* **Instructions to follow**
Output the data below in full, byte for byte. Nothing may differ.

Dataset items

——————————

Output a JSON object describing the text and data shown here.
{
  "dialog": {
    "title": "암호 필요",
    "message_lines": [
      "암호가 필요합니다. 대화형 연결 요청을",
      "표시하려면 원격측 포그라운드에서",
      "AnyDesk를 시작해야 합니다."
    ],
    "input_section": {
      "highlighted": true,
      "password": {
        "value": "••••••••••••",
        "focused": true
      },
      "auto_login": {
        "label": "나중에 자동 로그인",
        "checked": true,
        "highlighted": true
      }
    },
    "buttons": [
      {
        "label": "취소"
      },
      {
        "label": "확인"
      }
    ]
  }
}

——————————

* **Solution to this exercise**
Output a JSON object describing the text and data shown here.
{
  "dialog": {
    "title": "암호 필요",
    "message_lines": [
      "암호가 필요합니다. 대화형 연결 요청을",
      "표시하려면 원격측 포그라운드에서",
      "AnyDesk를 시작해야 합니다."
    ],
    "input_section": {
      "highlighted": true,
      "password": {
        "value": "••••••••••••",
        "focused": true
      },
      "auto_login": {
        "label": "나중에 자동 로그인",
        "checked": true,
        "highlighted": true
      }
    },
    "buttons": [
      {
        "label": "취소"
      },
      {
        "label": "확인"
      }
    ]
  }
}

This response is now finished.